═══ Source passage

The approach is called SEAL (Subgraphs, Embeddings, and Attributes for Link prediction) and is illustrated in the figure below:

![alt text](https://ai.science/api/authorized-images/YShW5uEMQ1dJUj1UMyFhsSvYvuzRx2GV0RYXygKPfpoqson6GarYb4%2B8rIDTD%2BRP0NRmOcQ4y2uTzvzTtdYpExjb9X6QQmHbLD%2F5zni0Y4tkszpDqvz4Wn%2FO2L9bP1%2Fgh5sOyDTcsJ3n5nn16MnjGDh%2FwNgd9zpwn3VoA3WFQdBg%2B82QyZn2H1W8uD8j6gOr2BC56qbRwuouhQGmVeCZu5gQoDEztnDvo2qEUclyiTB8svQssa7JO7MuxAa7XR66JIppvj%2FlMdnLadPxWdAkPKL70ENFhjTShmFksRhDGVyccLROaRBNPSjiHcMQTX%2BSFo2XskBzK0P4EFWdwssahwvmbsn0p%2BdGdO0DFFAw4X44pz%2Fqk%2FUeoiNj19cy9FzupHfm%2F1AHOdwNgPFzDnsiCjttp39%2FXDkPr8%2Fy41Y2HaXWJBmBZg%2BFqWuzY49H549slpwfD%2FiQQTsQXTzD1WktDZoyDbfY7OEanaZa5eOlbjJg5pCOc5DFTvUw9p3ILa%2BDIMo7yUey%2FJV%2FdXzxWXCMkwrr4Z4MJ7woWQsq7Zf3abMVWIa2fa%2FROcnbfNxOM1XQTvqyy3JB5xRvARRYOvwygwGYGo6aQlXkQ%2BHweKWiWeFX3MYH7yjVa2IgXGb6dwWmPiSo3HiML5MwPFX7ClU0KMfbkLH0FI8JSwtm2m9hko8%3Dg)

 The basic idea here is to extract a subgraph around a link to be detected, and then classify the subgraph.  The nodes in these subgraphs can have a feature vector built from attributes or embeddings obtained via an encoder (or both). This effectively translates a link prediction problem into a graph prediction problem.

══════

> _To be done_
1. In the SEAL passage, what kind of problem does the approach turn link prediction into?
2. Reproduce the part of the SEAL passage that begins with the words containing "The basic idea" and ends with "graph prediction problem.".

═══ Supplied information

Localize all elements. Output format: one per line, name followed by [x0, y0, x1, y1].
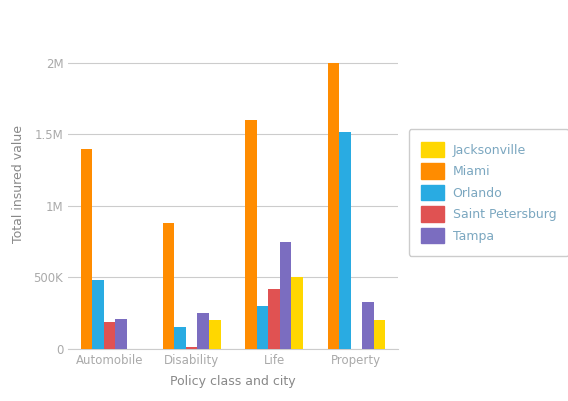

══════

> _The responses_
1. A graph prediction problem.

2.
The basic idea here is to extract a subgraph around a link to be detected, and then classify the subgraph.  The nodes in these subgraphs can have a feature vector built from attributes or embeddings obtained via an encoder (or both). This effectively translates a link prediction problem into a graph prediction problem.